### Saved data entries
****************
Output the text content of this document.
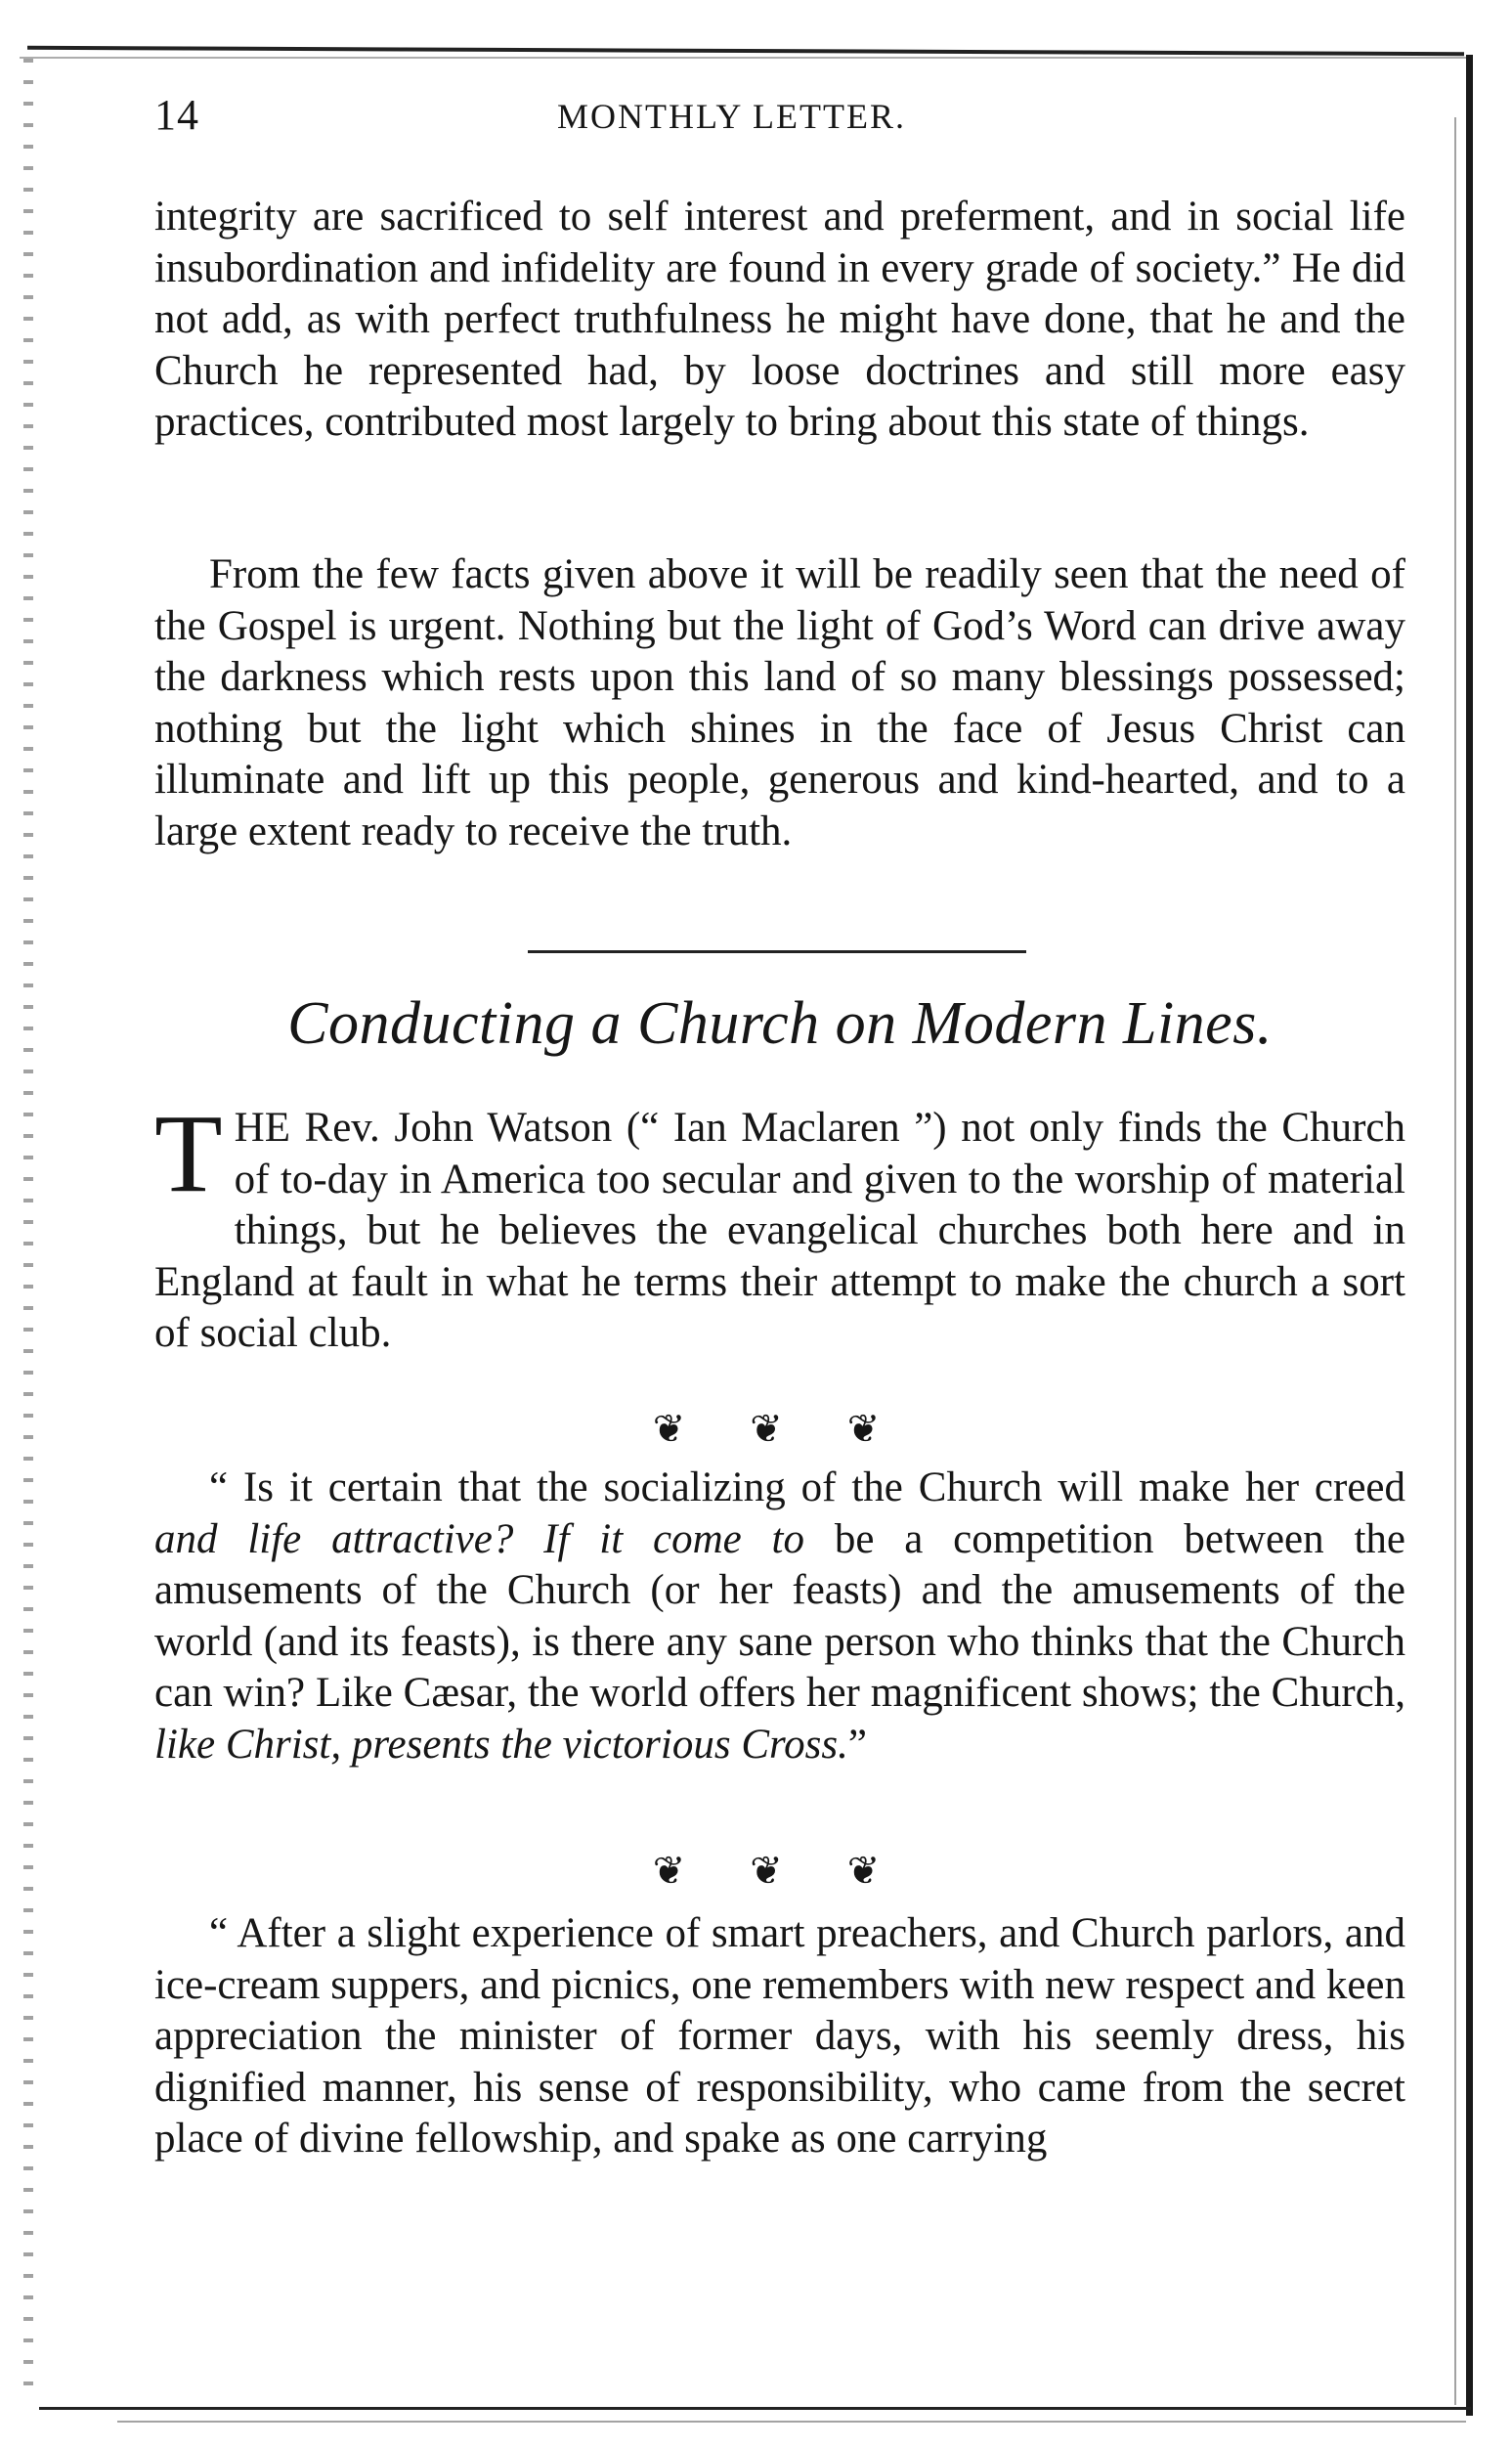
14	MONTHLY LETTER.

integrity are sacrificed to self interest and preferment, and in social life insubordination and infidelity are found in every grade of society.” He did not add, as with perfect truthfulness he might have done, that he and the Church he represented had, by loose doctrines and still more easy practices, contributed most largely to bring about this state of things.

From the few facts given above it will be readily seen that the need of the Gospel is urgent. Nothing but the light of God’s Word can drive away the darkness which rests upon this land of so many blessings possessed; nothing but the light which shines in the face of Jesus Christ can illuminate and lift up this people, generous and kind-hearted, and to a large extent ready to receive the truth.

Conducting a Church on Modern Lines.

THE Rev. John Watson (“ Ian Maclaren ”) not only finds the Church of to-day in America too secular and given to the worship of material things, but he believes the evangelical churches both here and in England at fault in what he terms their attempt to make the church a sort of social club.

❦ ❦ ❦

“ Is it certain that the socializing of the Church will make her creed and life attractive? If it come to be a competition between the amusements of the Church (or her feasts) and the amusements of the world (and its feasts), is there any sane person who thinks that the Church can win? Like Cæsar, the world offers her magnificent shows; the Church, like Christ, presents the victorious Cross.”

❦ ❦ ❦

“ After a slight experience of smart preachers, and Church parlors, and ice-cream suppers, and picnics, one remembers with new respect and keen appreciation the minister of former days, with his seemly dress, his dignified manner, his sense of responsibility, who came from the secret place of divine fellowship, and spake as one carrying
****************
What is the number of lines in the data that hold the word "things"? Reply with that number and nothing else.

### Written reply
2